> **What is needed**
Your task is to repeat the entries exactly. Leave the pictures out.

Data items:
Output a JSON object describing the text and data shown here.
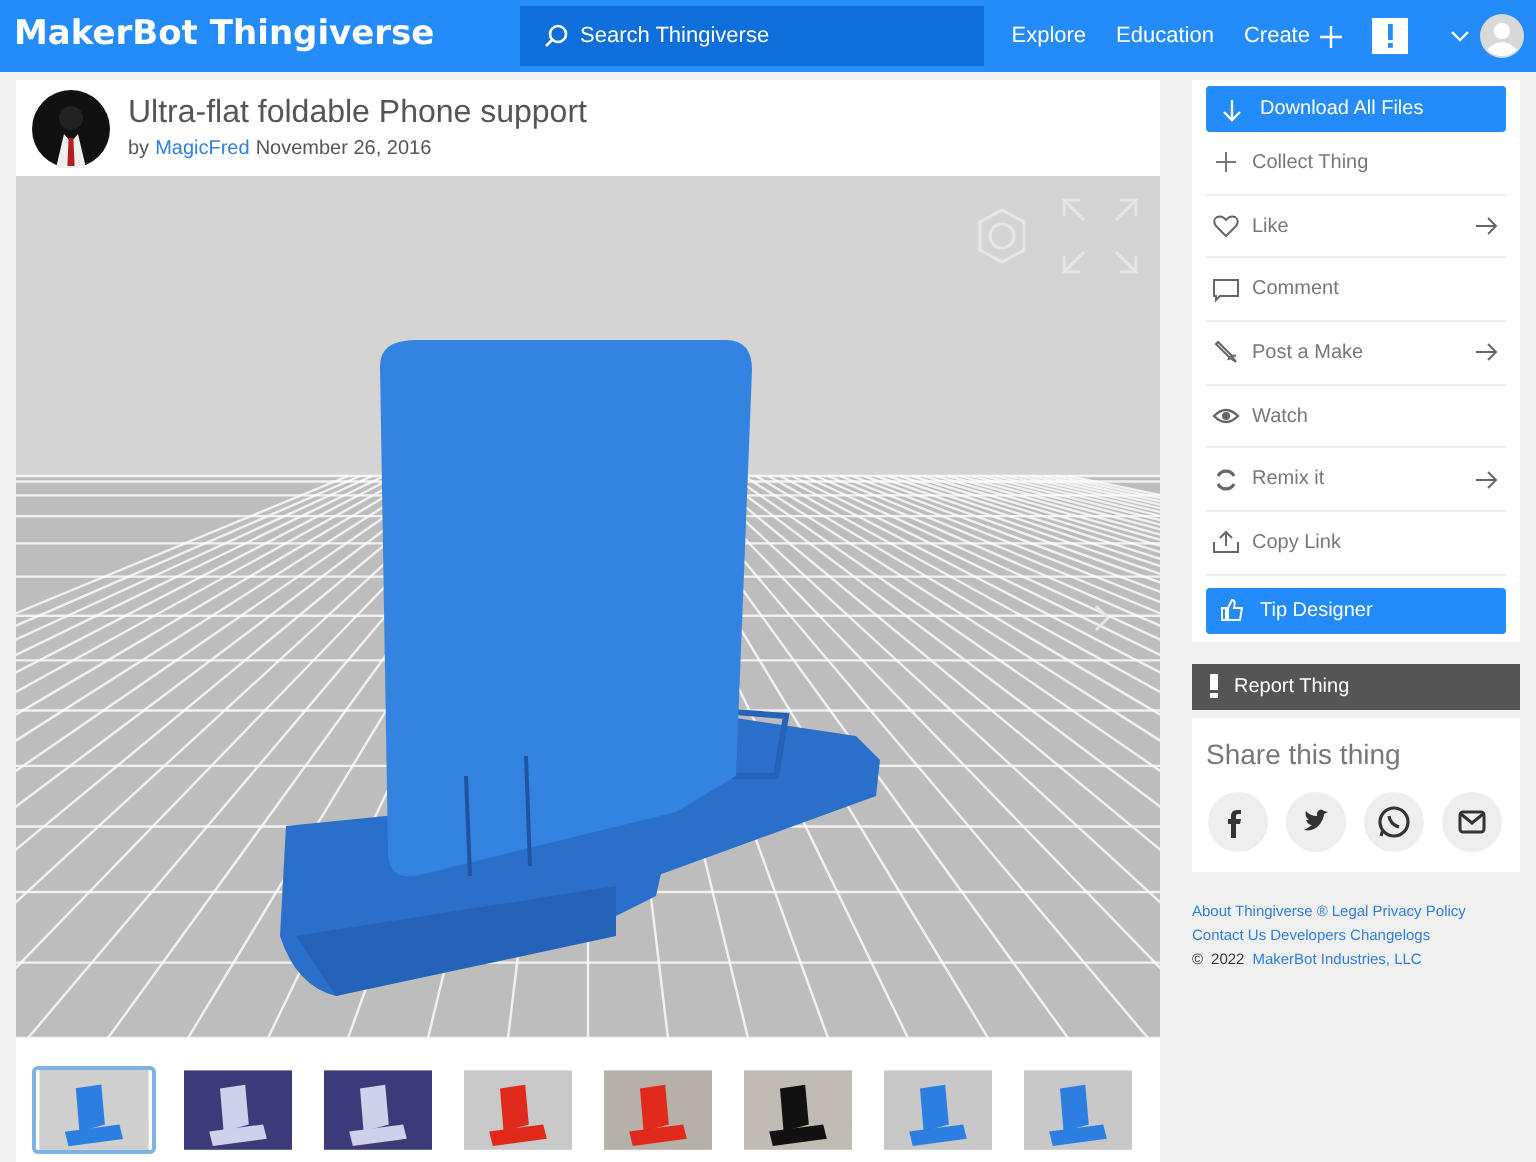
{
  "header": {
    "logo": "MakerBot",
    "logo_product": "Thingiverse",
    "search": {
      "placeholder": "Search Thingiverse"
    },
    "nav": [
      "Explore",
      "Education",
      "Create"
    ]
  },
  "thing": {
    "title": "Ultra-flat foldable Phone support",
    "by": "by",
    "author": "MagicFred",
    "date": "November 26, 2016"
  },
  "thumbnails": [
    {
      "selected": true
    },
    {
      "selected": false
    },
    {
      "selected": false
    },
    {
      "selected": false
    },
    {
      "selected": false
    },
    {
      "selected": false
    },
    {
      "selected": false
    },
    {
      "selected": false
    }
  ],
  "download_button": "Download All Files",
  "actions": [
    {
      "label": "Collect Thing",
      "arrow": false
    },
    {
      "label": "Like",
      "arrow": true
    },
    {
      "label": "Comment",
      "arrow": false
    },
    {
      "label": "Post a Make",
      "arrow": true
    },
    {
      "label": "Watch",
      "arrow": false
    },
    {
      "label": "Remix it",
      "arrow": true
    },
    {
      "label": "Copy Link",
      "arrow": false
    }
  ],
  "tip_button": "Tip Designer",
  "report_button": "Report Thing",
  "share": {
    "title": "Share this thing"
  },
  "footer": {
    "lines": [
      [
        "About Thingiverse",
        "®",
        "Legal",
        "Privacy Policy"
      ],
      [
        "Contact Us",
        "Developers",
        "Changelogs"
      ]
    ],
    "copyright": "©",
    "year": "2022",
    "company": "MakerBot Industries, LLC"
  }
}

> **Output for this exercise**
Output a JSON object describing the text and data shown here.
{
  "header": {
    "logo": "MakerBot",
    "logo_product": "Thingiverse",
    "search": {
      "placeholder": "Search Thingiverse"
    },
    "nav": [
      "Explore",
      "Education",
      "Create"
    ]
  },
  "thing": {
    "title": "Ultra-flat foldable Phone support",
    "by": "by",
    "author": "MagicFred",
    "date": "November 26, 2016"
  },
  "thumbnails": [
    {
      "selected": true
    },
    {
      "selected": false
    },
    {
      "selected": false
    },
    {
      "selected": false
    },
    {
      "selected": false
    },
    {
      "selected": false
    },
    {
      "selected": false
    },
    {
      "selected": false
    }
  ],
  "download_button": "Download All Files",
  "actions": [
    {
      "label": "Collect Thing",
      "arrow": false
    },
    {
      "label": "Like",
      "arrow": true
    },
    {
      "label": "Comment",
      "arrow": false
    },
    {
      "label": "Post a Make",
      "arrow": true
    },
    {
      "label": "Watch",
      "arrow": false
    },
    {
      "label": "Remix it",
      "arrow": true
    },
    {
      "label": "Copy Link",
      "arrow": false
    }
  ],
  "tip_button": "Tip Designer",
  "report_button": "Report Thing",
  "share": {
    "title": "Share this thing"
  },
  "footer": {
    "lines": [
      [
        "About Thingiverse",
        "®",
        "Legal",
        "Privacy Policy"
      ],
      [
        "Contact Us",
        "Developers",
        "Changelogs"
      ]
    ],
    "copyright": "©",
    "year": "2022",
    "company": "MakerBot Industries, LLC"
  }
}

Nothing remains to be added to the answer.